**Data supplied**
━━━━
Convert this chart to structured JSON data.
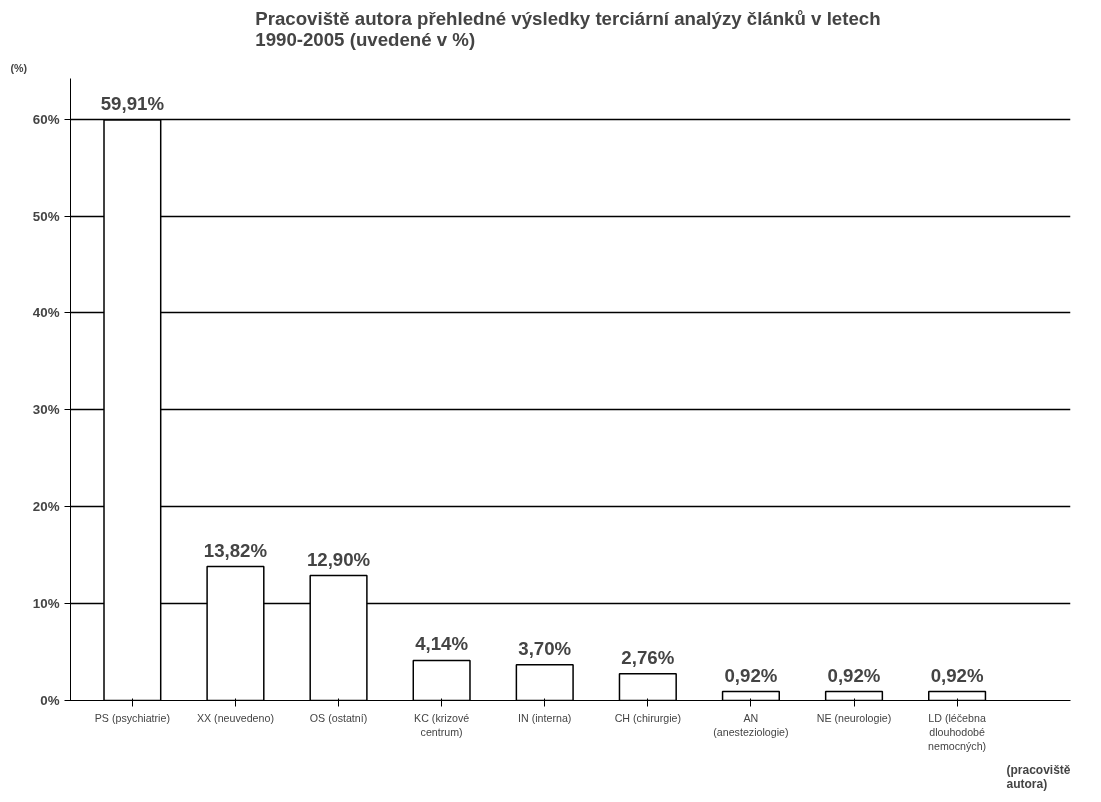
{
  "chart_data": {
    "type": "bar",
    "title": "Pracoviště autora  přehledné výsledky terciární analýzy článků v letech\n1990-2005 (uvedené v %)",
    "xlabel": "(pracoviště\nautora)",
    "ylabel": "(%)",
    "categories": [
      "PS (psychiatrie)",
      "XX (neuvedeno)",
      "OS (ostatní)",
      "KC (krizové\ncentrum)",
      "IN (interna)",
      "CH (chirurgie)",
      "AN\n(anesteziologie)",
      "NE (neurologie)",
      "LD (léčebna\ndlouhodobé\nnemocných)"
    ],
    "values": [
      59.91,
      13.82,
      12.9,
      4.14,
      3.7,
      2.76,
      0.92,
      0.92,
      0.92
    ],
    "value_labels": [
      "59,91%",
      "13,82%",
      "12,90%",
      "4,14%",
      "3,70%",
      "2,76%",
      "0,92%",
      "0,92%",
      "0,92%"
    ],
    "color": "#ffffff",
    "ylim": [
      0,
      60
    ],
    "yticks": [
      {
        "value": 0,
        "label": "0%"
      },
      {
        "value": 10,
        "label": "10%"
      },
      {
        "value": 20,
        "label": "20%"
      },
      {
        "value": 30,
        "label": "30%"
      },
      {
        "value": 40,
        "label": "40%"
      },
      {
        "value": 50,
        "label": "50%"
      },
      {
        "value": 60,
        "label": "60%"
      }
    ],
    "grid": "y"
  }
}
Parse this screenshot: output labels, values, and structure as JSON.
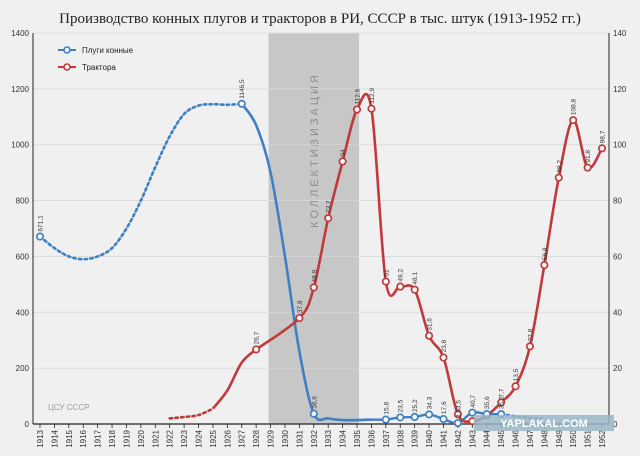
{
  "chart_data": {
    "type": "line",
    "title": "Производство конных плугов и тракторов в РИ, СССР в тыс. штук (1913-1952 гг.)",
    "y_left": {
      "ylim": [
        0,
        1400
      ],
      "ticks": [
        0,
        200,
        400,
        600,
        800,
        1000,
        1200,
        1400
      ]
    },
    "y_right": {
      "ylim": [
        0,
        140
      ],
      "ticks": [
        0,
        20,
        40,
        60,
        80,
        100,
        120,
        140
      ]
    },
    "x_ticks": [
      "1913",
      "1914",
      "1915",
      "1916",
      "1917",
      "1918",
      "1919",
      "1920",
      "1921",
      "1922",
      "1923",
      "1924",
      "1925",
      "1926",
      "1927",
      "1928",
      "1929",
      "1930",
      "1931",
      "1932",
      "1933",
      "1934",
      "1935",
      "1936",
      "1937",
      "1938",
      "1939",
      "1940",
      "1941",
      "1942",
      "1943",
      "1944",
      "1945",
      "1946",
      "1947",
      "1948",
      "1949",
      "1950",
      "1951",
      "1952"
    ],
    "band": {
      "from": 1929,
      "to": 1935,
      "label": "КОЛЛЕКТИВИЗАЦИЯ"
    },
    "legend": {
      "position": "top-left"
    },
    "source": "ЦСУ СССР",
    "watermark": "YAPLAKAL.COM",
    "colors": {
      "plows": "#3f7fc4",
      "tractors": "#c0393b",
      "band": "#c2c2c2",
      "axis": "#222222"
    },
    "series": [
      {
        "name": "Плуги конные",
        "axis": "left",
        "dotted_curve": [
          [
            1913,
            671.1
          ],
          [
            1914,
            630
          ],
          [
            1915,
            600
          ],
          [
            1916,
            590
          ],
          [
            1917,
            600
          ],
          [
            1918,
            630
          ],
          [
            1919,
            700
          ],
          [
            1920,
            800
          ],
          [
            1921,
            920
          ],
          [
            1922,
            1030
          ],
          [
            1923,
            1110
          ],
          [
            1924,
            1140
          ],
          [
            1925,
            1145
          ],
          [
            1926,
            1143
          ],
          [
            1927,
            1146.5
          ]
        ],
        "solid_curve": [
          [
            1927,
            1146.5
          ],
          [
            1928,
            1070
          ],
          [
            1929,
            900
          ],
          [
            1930,
            600
          ],
          [
            1931,
            260
          ],
          [
            1932,
            36.6
          ],
          [
            1933,
            20
          ],
          [
            1934,
            14
          ],
          [
            1935,
            14
          ],
          [
            1936,
            15.8
          ]
        ],
        "points": [
          {
            "x": 1913,
            "y": 671.1,
            "label": "671,1"
          },
          {
            "x": 1927,
            "y": 1146.5,
            "label": "1146,5"
          },
          {
            "x": 1932,
            "y": 36.6,
            "label": "36,6"
          },
          {
            "x": 1937,
            "y": 15.8,
            "label": "15,8"
          },
          {
            "x": 1938,
            "y": 23.5,
            "label": "23,5"
          },
          {
            "x": 1939,
            "y": 25.2,
            "label": "25,2"
          },
          {
            "x": 1940,
            "y": 34.3,
            "label": "34,3"
          },
          {
            "x": 1941,
            "y": 17.6,
            "label": "17,6"
          },
          {
            "x": 1942,
            "y": 3.5,
            "label": "3,5"
          },
          {
            "x": 1943,
            "y": 40.7,
            "label": "40,7"
          },
          {
            "x": 1944,
            "y": 35.6,
            "label": "35,6"
          },
          {
            "x": 1945,
            "y": 35.2,
            "label": "35,2"
          }
        ],
        "dotted_tail": [
          [
            1945,
            35.2
          ],
          [
            1946,
            28
          ],
          [
            1947,
            22
          ],
          [
            1948,
            18
          ]
        ]
      },
      {
        "name": "Трактора",
        "axis": "right",
        "dotted_head": [
          [
            1922,
            2
          ],
          [
            1923,
            2.5
          ],
          [
            1924,
            3.2
          ],
          [
            1925,
            5.5
          ]
        ],
        "lead_curve": [
          [
            1925,
            5.5
          ],
          [
            1926,
            12
          ],
          [
            1927,
            22
          ],
          [
            1928,
            26.7
          ]
        ],
        "points": [
          {
            "x": 1928,
            "y": 26.7,
            "label": "26,7"
          },
          {
            "x": 1931,
            "y": 37.9,
            "label": "37,9"
          },
          {
            "x": 1932,
            "y": 48.9,
            "label": "48,9"
          },
          {
            "x": 1933,
            "y": 73.7,
            "label": "73,7"
          },
          {
            "x": 1934,
            "y": 94,
            "label": "94"
          },
          {
            "x": 1935,
            "y": 112.6,
            "label": "112,6"
          },
          {
            "x": 1936,
            "y": 112.9,
            "label": "112,9"
          },
          {
            "x": 1937,
            "y": 51,
            "label": "51"
          },
          {
            "x": 1938,
            "y": 49.2,
            "label": "49,2"
          },
          {
            "x": 1939,
            "y": 48.1,
            "label": "48,1"
          },
          {
            "x": 1940,
            "y": 31.6,
            "label": "31,6"
          },
          {
            "x": 1941,
            "y": 23.8,
            "label": "23,8"
          },
          {
            "x": 1942,
            "y": 3.5,
            "label": "3,5"
          },
          {
            "x": 1943,
            "y": 1,
            "label": ""
          },
          {
            "x": 1944,
            "y": 3,
            "label": ""
          },
          {
            "x": 1945,
            "y": 7.7,
            "label": "7,7"
          },
          {
            "x": 1946,
            "y": 13.5,
            "label": "13,5"
          },
          {
            "x": 1947,
            "y": 27.8,
            "label": "27,8"
          },
          {
            "x": 1948,
            "y": 56.9,
            "label": "56,9"
          },
          {
            "x": 1949,
            "y": 88.2,
            "label": "88,2"
          },
          {
            "x": 1950,
            "y": 108.8,
            "label": "108,8"
          },
          {
            "x": 1951,
            "y": 91.8,
            "label": "91,8"
          },
          {
            "x": 1952,
            "y": 98.7,
            "label": "98,7"
          }
        ]
      }
    ]
  }
}
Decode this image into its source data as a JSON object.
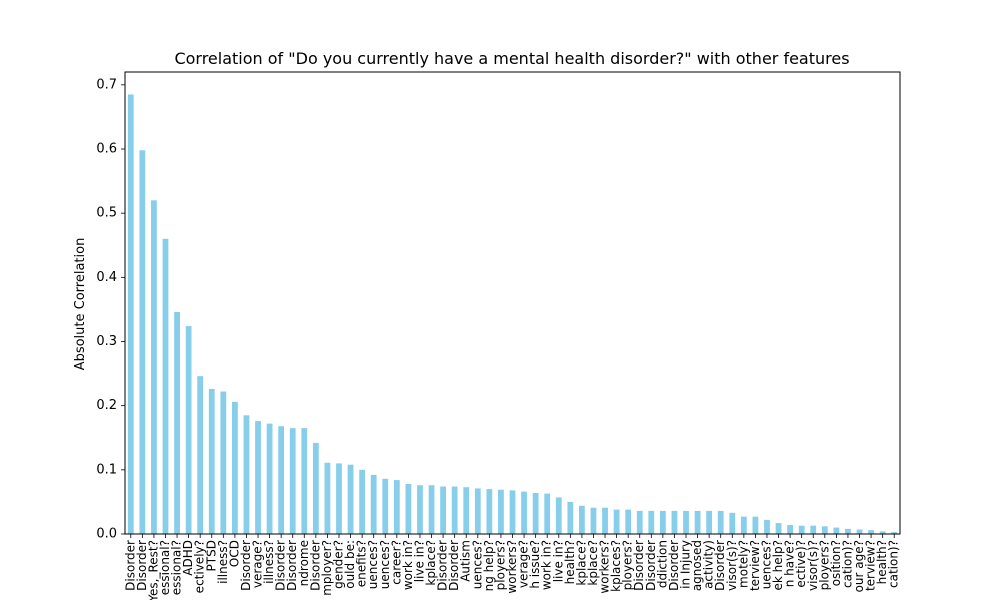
{
  "chart_data": {
    "type": "bar",
    "title": "Correlation of \"Do you currently have a mental health disorder?\" with other features",
    "xlabel": "",
    "ylabel": "Absolute Correlation",
    "ylim": [
      0,
      0.72
    ],
    "yticks": [
      "0.0",
      "0.1",
      "0.2",
      "0.3",
      "0.4",
      "0.5",
      "0.6",
      "0.7"
    ],
    "grid": false,
    "bar_color": "#87ceeb",
    "categories": [
      "Disorder",
      "Disorder",
      "Yes,_Rest?",
      "essional?",
      "essional?",
      "ADHD",
      "ectively?",
      "PTSD",
      "illness?",
      "OCD",
      "Disorder",
      "verage?",
      "illness?",
      "Disorder",
      "Disorder",
      "ndrome",
      "Disorder",
      "mployer?",
      "gender?",
      "ould be:",
      "enefits?",
      "uences?",
      "uences?",
      "career?",
      "work in?",
      "live in?",
      "kplace?",
      "Disorder",
      "Disorder",
      "Autism",
      "uences?",
      "ng help?",
      "ployers?",
      "workers?",
      "verage?",
      "h issue?",
      "work in?",
      "live in?",
      "health?",
      "kplace?",
      "kplace?",
      "workers?",
      "kplaces?",
      "ployers?",
      "Disorder",
      "Disorder",
      "ddiction",
      "Disorder",
      "in Injury",
      "agnosed",
      "activity)",
      "Disorder",
      "visor(s)?",
      "motely?",
      "terview?",
      "uences?",
      "ek help?",
      "n have?",
      "ective)?",
      "visor(s)?",
      "ployers?",
      "osition?",
      "cation)?",
      "our age?",
      "terview?",
      "health?",
      "cation)?"
    ],
    "values": [
      0.685,
      0.598,
      0.52,
      0.46,
      0.346,
      0.324,
      0.246,
      0.226,
      0.222,
      0.206,
      0.185,
      0.176,
      0.172,
      0.168,
      0.165,
      0.165,
      0.142,
      0.111,
      0.11,
      0.108,
      0.1,
      0.092,
      0.086,
      0.084,
      0.078,
      0.076,
      0.076,
      0.074,
      0.074,
      0.073,
      0.071,
      0.07,
      0.069,
      0.068,
      0.066,
      0.064,
      0.063,
      0.057,
      0.05,
      0.044,
      0.041,
      0.041,
      0.038,
      0.038,
      0.036,
      0.036,
      0.036,
      0.036,
      0.036,
      0.036,
      0.036,
      0.036,
      0.033,
      0.027,
      0.027,
      0.022,
      0.017,
      0.014,
      0.013,
      0.013,
      0.012,
      0.01,
      0.008,
      0.007,
      0.006,
      0.004,
      0.003
    ]
  }
}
━━━━
**The request**
Collect each line of the entries that has the word "title", copying it in full.

**Finished task**
    "title": "Pracoviště autora  přehledné výsledky terciární analýzy článků v letech\n1990-2005 (uvedené v %)",
    "title": "Производство конных плугов и тракторов в РИ, СССР в тыс. штук (1913-1952 гг.)",
    "title": "Correlation of \"Do you currently have a mental health disorder?\" with other features",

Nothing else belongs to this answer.